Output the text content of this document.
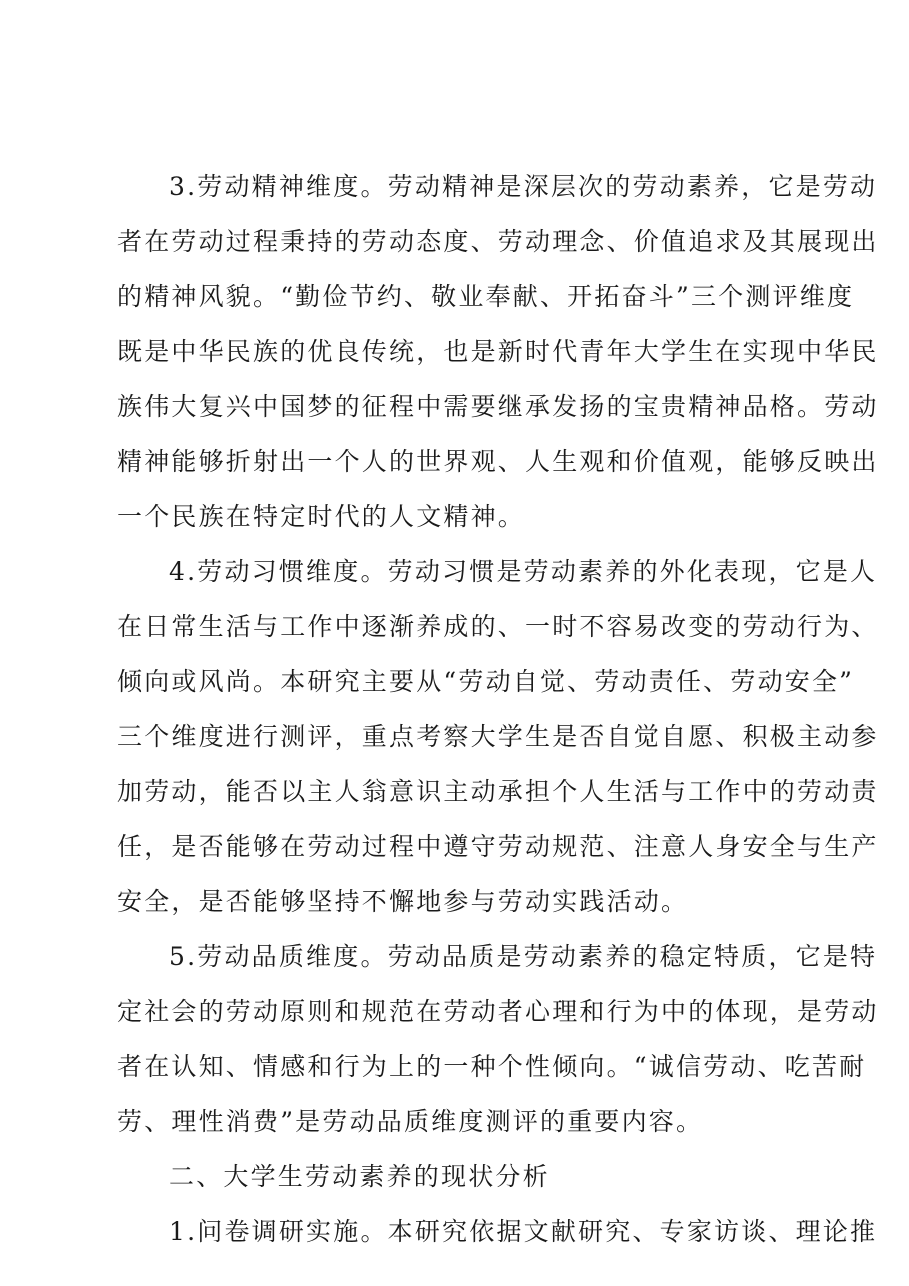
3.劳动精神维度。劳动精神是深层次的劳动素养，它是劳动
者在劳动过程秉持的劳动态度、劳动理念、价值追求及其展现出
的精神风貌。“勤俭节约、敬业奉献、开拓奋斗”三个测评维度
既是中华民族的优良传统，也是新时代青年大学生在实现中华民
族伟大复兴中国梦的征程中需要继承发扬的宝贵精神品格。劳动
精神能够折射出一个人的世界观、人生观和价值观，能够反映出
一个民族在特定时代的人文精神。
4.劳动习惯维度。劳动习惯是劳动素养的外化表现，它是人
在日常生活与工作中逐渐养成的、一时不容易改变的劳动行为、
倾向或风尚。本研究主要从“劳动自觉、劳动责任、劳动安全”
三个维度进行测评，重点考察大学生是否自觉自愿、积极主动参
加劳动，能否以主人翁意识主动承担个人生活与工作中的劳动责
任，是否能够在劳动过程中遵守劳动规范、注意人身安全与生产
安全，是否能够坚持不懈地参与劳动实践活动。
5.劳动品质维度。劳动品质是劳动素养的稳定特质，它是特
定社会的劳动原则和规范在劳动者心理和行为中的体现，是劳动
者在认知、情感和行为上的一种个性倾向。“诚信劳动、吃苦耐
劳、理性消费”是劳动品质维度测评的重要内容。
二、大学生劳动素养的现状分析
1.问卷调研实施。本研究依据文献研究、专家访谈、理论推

--

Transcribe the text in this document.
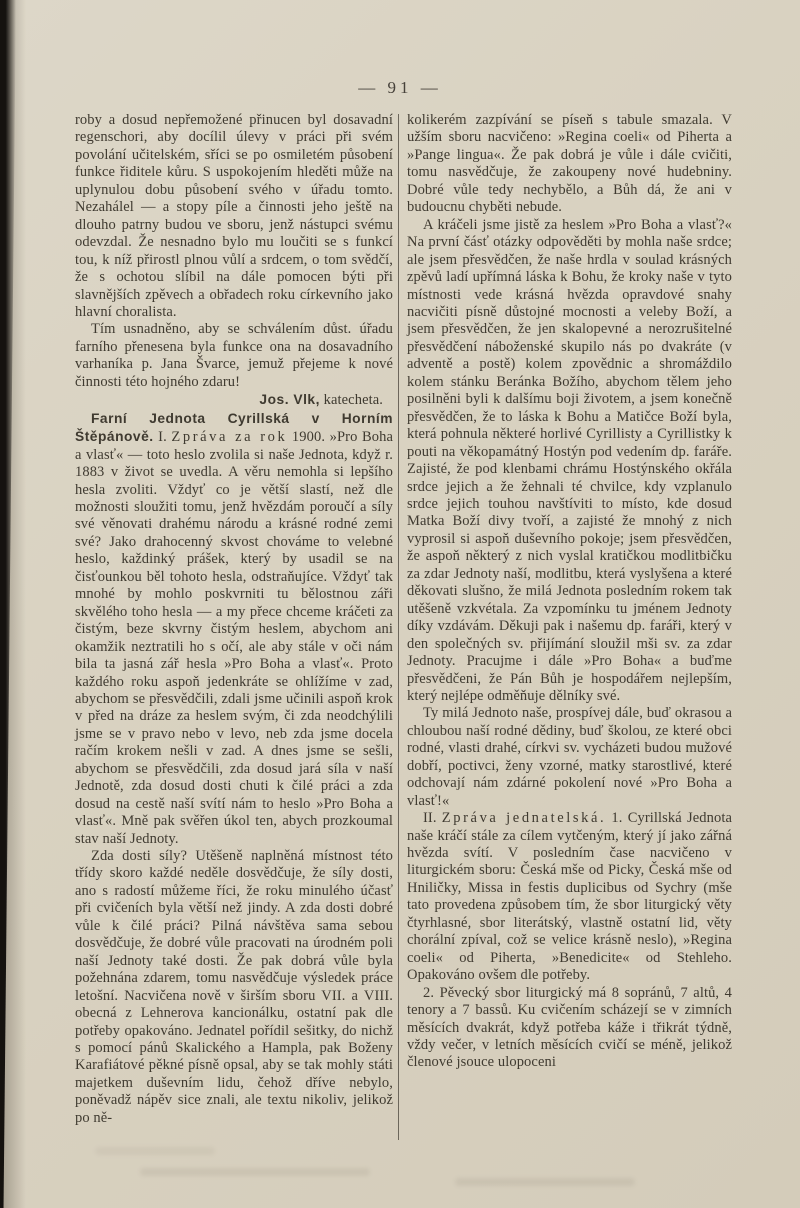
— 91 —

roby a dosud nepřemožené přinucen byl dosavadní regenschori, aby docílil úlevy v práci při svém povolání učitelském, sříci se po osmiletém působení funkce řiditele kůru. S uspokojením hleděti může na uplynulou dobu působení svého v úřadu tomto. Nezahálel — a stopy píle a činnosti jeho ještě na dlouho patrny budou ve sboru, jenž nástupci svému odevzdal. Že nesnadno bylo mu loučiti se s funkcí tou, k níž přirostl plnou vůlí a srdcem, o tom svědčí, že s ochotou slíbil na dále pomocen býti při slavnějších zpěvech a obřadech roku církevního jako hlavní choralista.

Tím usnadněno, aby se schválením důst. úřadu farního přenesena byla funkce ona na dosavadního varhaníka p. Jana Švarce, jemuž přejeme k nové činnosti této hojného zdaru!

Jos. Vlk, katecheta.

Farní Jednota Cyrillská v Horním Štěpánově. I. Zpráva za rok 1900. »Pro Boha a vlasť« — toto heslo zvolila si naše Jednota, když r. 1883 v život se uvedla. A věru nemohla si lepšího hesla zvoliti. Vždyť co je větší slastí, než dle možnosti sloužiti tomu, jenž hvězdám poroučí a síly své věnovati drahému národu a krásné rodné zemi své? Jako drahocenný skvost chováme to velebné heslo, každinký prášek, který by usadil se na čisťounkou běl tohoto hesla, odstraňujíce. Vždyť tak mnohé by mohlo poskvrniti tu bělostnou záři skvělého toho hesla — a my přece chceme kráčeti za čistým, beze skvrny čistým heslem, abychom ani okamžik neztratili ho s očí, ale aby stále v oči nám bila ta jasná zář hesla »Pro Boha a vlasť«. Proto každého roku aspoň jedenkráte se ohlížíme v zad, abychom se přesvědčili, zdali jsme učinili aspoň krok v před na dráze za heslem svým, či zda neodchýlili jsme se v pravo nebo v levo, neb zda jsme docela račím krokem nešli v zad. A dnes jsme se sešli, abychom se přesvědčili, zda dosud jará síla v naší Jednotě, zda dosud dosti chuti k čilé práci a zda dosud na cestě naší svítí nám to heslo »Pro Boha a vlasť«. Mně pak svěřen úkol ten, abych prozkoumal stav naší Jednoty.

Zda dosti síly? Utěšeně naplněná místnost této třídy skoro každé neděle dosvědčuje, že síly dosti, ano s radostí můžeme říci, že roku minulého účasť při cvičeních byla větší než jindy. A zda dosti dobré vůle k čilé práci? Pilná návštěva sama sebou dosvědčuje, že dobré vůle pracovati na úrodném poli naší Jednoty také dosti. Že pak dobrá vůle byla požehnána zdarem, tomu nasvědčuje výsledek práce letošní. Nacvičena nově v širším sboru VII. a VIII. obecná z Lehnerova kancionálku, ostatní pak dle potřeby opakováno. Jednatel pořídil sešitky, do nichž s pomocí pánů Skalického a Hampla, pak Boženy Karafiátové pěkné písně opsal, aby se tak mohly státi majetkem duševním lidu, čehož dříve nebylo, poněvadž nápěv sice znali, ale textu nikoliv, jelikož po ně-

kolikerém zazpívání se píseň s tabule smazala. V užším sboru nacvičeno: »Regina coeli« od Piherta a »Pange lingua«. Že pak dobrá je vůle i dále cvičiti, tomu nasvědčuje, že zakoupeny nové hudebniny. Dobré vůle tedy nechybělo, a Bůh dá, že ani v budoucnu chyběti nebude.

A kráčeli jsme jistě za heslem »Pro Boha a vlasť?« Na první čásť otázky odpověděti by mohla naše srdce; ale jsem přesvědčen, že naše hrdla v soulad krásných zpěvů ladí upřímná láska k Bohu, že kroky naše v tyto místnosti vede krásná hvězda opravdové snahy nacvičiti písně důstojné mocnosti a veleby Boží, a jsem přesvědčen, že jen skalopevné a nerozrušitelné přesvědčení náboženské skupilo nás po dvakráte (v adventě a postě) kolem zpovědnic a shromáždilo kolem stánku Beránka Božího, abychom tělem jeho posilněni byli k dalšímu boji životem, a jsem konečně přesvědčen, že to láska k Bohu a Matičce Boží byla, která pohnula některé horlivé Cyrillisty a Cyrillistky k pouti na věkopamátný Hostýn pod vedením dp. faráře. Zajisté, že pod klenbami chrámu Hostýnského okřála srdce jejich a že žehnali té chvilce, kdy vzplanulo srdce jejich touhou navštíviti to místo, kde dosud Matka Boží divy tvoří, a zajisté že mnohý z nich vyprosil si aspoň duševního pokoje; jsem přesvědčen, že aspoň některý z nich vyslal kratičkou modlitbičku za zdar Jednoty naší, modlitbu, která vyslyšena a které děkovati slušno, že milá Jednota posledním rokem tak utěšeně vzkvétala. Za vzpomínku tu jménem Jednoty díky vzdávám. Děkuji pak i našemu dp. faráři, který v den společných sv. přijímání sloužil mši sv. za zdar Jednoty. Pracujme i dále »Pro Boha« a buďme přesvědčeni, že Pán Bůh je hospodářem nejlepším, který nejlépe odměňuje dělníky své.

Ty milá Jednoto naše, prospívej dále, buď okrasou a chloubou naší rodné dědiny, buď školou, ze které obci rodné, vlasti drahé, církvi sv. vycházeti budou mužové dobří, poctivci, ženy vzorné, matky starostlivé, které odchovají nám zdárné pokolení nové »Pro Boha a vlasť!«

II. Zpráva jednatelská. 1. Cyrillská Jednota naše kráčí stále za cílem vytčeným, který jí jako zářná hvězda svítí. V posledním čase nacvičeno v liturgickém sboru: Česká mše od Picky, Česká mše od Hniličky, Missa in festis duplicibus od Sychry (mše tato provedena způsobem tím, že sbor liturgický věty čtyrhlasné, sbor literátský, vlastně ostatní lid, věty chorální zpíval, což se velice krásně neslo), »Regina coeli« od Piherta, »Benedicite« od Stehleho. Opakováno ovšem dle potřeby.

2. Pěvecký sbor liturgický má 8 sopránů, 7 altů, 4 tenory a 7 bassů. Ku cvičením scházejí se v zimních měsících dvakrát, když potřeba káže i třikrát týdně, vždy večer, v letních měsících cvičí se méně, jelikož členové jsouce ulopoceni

◆ **Goal**: In the listing, find all lines with the string "dobrá" and copy them.

◆ **Result of this exercise**:
Zda dosti síly? Utěšeně naplněná místnost této třídy skoro každé neděle dosvědčuje, že síly dosti, ano s radostí můžeme říci, že roku minulého účasť při cvičeních byla větší než jindy. A zda dosti dobré vůle k čilé práci? Pilná návštěva sama sebou dosvědčuje, že dobré vůle pracovati na úrodném poli naší Jednoty také dosti. Že pak dobrá vůle byla požehnána zdarem, tomu nasvědčuje výsledek práce letošní. Nacvičena nově v širším sboru VII. a VIII. obecná z Lehnerova kancionálku, ostatní pak dle potřeby opakováno. Jednatel pořídil sešitky, do nichž s pomocí pánů Skalického a Hampla, pak Boženy Karafiátové pěkné písně opsal, aby se tak mohly státi majetkem duševním lidu, čehož dříve nebylo, poněvadž nápěv sice znali, ale textu nikoliv, jelikož po ně-
kolikerém zazpívání se píseň s tabule smazala. V užším sboru nacvičeno: »Regina coeli« od Piherta a »Pange lingua«. Že pak dobrá je vůle i dále cvičiti, tomu nasvědčuje, že zakoupeny nové hudebniny. Dobré vůle tedy nechybělo, a Bůh dá, že ani v budoucnu chyběti nebude.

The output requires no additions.